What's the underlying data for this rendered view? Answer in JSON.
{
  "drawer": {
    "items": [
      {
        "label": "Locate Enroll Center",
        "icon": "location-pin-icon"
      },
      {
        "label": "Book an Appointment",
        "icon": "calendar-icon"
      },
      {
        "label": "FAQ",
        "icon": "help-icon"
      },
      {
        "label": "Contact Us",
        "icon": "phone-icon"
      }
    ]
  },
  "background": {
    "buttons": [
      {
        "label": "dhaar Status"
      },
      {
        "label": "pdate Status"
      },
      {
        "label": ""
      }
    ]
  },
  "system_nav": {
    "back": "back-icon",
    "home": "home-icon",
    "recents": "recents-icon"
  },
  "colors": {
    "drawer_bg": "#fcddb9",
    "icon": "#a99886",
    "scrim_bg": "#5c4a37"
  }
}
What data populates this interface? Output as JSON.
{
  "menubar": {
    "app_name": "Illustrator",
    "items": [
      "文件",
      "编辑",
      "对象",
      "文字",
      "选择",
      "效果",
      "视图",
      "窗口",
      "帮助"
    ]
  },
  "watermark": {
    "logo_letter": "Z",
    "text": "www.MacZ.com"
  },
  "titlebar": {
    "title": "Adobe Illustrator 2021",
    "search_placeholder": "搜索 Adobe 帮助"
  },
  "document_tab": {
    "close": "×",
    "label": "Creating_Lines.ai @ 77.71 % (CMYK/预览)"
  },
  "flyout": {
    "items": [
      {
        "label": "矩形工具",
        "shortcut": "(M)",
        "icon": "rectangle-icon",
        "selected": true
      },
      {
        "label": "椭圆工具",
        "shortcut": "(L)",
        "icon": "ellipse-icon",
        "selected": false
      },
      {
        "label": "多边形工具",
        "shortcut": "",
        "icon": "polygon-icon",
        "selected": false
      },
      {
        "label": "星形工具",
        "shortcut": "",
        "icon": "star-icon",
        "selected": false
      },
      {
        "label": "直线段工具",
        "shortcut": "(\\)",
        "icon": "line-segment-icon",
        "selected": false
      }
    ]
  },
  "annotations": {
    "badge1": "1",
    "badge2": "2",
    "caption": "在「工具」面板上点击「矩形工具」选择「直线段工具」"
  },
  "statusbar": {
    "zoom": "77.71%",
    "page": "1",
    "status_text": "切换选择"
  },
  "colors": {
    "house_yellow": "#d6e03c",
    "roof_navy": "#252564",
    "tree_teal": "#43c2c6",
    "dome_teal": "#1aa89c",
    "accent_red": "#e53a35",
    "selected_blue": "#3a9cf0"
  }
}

SHORT TASK: Pick out the lines above containing the word "Adobe", then copy them.

THE REPLY:
    "title": "Adobe Illustrator 2021",
    "search_placeholder": "搜索 Adobe 帮助"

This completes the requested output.